(Figure collection entries)
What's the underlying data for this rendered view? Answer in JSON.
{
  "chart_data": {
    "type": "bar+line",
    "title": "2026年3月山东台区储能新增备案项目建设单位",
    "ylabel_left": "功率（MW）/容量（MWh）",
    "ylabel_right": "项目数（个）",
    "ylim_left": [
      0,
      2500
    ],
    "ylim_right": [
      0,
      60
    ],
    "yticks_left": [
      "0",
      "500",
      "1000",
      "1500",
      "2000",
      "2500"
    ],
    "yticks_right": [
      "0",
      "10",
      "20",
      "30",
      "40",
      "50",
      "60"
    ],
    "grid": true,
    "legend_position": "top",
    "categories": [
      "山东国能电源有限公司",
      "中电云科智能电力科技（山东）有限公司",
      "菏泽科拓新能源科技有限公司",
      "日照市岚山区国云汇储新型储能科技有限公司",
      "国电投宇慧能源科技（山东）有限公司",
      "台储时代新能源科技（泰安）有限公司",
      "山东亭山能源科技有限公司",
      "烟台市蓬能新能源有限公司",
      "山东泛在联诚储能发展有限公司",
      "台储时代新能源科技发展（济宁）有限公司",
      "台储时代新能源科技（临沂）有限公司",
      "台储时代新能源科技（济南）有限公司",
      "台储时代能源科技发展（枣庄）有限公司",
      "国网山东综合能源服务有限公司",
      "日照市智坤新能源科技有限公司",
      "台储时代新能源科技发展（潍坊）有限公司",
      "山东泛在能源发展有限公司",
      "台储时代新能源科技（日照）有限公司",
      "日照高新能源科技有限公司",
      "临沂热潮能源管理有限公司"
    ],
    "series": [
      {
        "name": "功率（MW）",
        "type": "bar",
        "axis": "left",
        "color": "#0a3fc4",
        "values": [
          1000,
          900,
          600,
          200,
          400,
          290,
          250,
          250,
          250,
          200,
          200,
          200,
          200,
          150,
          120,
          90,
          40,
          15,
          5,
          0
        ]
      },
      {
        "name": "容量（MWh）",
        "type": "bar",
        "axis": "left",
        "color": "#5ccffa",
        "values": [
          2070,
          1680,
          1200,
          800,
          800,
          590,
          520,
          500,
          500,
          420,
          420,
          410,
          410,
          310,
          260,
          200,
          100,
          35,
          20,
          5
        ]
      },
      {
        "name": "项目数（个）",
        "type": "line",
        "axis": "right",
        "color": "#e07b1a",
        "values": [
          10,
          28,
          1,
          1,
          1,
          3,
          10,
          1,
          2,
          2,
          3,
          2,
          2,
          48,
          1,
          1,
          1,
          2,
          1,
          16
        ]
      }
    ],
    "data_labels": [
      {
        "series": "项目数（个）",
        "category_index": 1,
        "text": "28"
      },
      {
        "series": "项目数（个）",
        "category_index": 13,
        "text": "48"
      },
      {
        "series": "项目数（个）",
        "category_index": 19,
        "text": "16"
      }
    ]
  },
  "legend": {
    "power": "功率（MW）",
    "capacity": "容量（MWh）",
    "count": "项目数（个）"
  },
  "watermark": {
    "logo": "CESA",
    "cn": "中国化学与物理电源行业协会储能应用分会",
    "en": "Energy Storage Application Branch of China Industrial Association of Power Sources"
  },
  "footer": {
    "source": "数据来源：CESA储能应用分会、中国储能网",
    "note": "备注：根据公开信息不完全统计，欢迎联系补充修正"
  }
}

EXERCISE INSTRUCTIONS -> Give back all the records exactly as they stand.

ANSWER TO THIS PROBLEM ->
What's the underlying data for this rendered view? Answer in JSON.
{
  "chart_data": {
    "type": "bar+line",
    "title": "2026年3月山东台区储能新增备案项目建设单位",
    "ylabel_left": "功率（MW）/容量（MWh）",
    "ylabel_right": "项目数（个）",
    "ylim_left": [
      0,
      2500
    ],
    "ylim_right": [
      0,
      60
    ],
    "yticks_left": [
      "0",
      "500",
      "1000",
      "1500",
      "2000",
      "2500"
    ],
    "yticks_right": [
      "0",
      "10",
      "20",
      "30",
      "40",
      "50",
      "60"
    ],
    "grid": true,
    "legend_position": "top",
    "categories": [
      "山东国能电源有限公司",
      "中电云科智能电力科技（山东）有限公司",
      "菏泽科拓新能源科技有限公司",
      "日照市岚山区国云汇储新型储能科技有限公司",
      "国电投宇慧能源科技（山东）有限公司",
      "台储时代新能源科技（泰安）有限公司",
      "山东亭山能源科技有限公司",
      "烟台市蓬能新能源有限公司",
      "山东泛在联诚储能发展有限公司",
      "台储时代新能源科技发展（济宁）有限公司",
      "台储时代新能源科技（临沂）有限公司",
      "台储时代新能源科技（济南）有限公司",
      "台储时代能源科技发展（枣庄）有限公司",
      "国网山东综合能源服务有限公司",
      "日照市智坤新能源科技有限公司",
      "台储时代新能源科技发展（潍坊）有限公司",
      "山东泛在能源发展有限公司",
      "台储时代新能源科技（日照）有限公司",
      "日照高新能源科技有限公司",
      "临沂热潮能源管理有限公司"
    ],
    "series": [
      {
        "name": "功率（MW）",
        "type": "bar",
        "axis": "left",
        "color": "#0a3fc4",
        "values": [
          1000,
          900,
          600,
          200,
          400,
          290,
          250,
          250,
          250,
          200,
          200,
          200,
          200,
          150,
          120,
          90,
          40,
          15,
          5,
          0
        ]
      },
      {
        "name": "容量（MWh）",
        "type": "bar",
        "axis": "left",
        "color": "#5ccffa",
        "values": [
          2070,
          1680,
          1200,
          800,
          800,
          590,
          520,
          500,
          500,
          420,
          420,
          410,
          410,
          310,
          260,
          200,
          100,
          35,
          20,
          5
        ]
      },
      {
        "name": "项目数（个）",
        "type": "line",
        "axis": "right",
        "color": "#e07b1a",
        "values": [
          10,
          28,
          1,
          1,
          1,
          3,
          10,
          1,
          2,
          2,
          3,
          2,
          2,
          48,
          1,
          1,
          1,
          2,
          1,
          16
        ]
      }
    ],
    "data_labels": [
      {
        "series": "项目数（个）",
        "category_index": 1,
        "text": "28"
      },
      {
        "series": "项目数（个）",
        "category_index": 13,
        "text": "48"
      },
      {
        "series": "项目数（个）",
        "category_index": 19,
        "text": "16"
      }
    ]
  },
  "legend": {
    "power": "功率（MW）",
    "capacity": "容量（MWh）",
    "count": "项目数（个）"
  },
  "watermark": {
    "logo": "CESA",
    "cn": "中国化学与物理电源行业协会储能应用分会",
    "en": "Energy Storage Application Branch of China Industrial Association of Power Sources"
  },
  "footer": {
    "source": "数据来源：CESA储能应用分会、中国储能网",
    "note": "备注：根据公开信息不完全统计，欢迎联系补充修正"
  }
}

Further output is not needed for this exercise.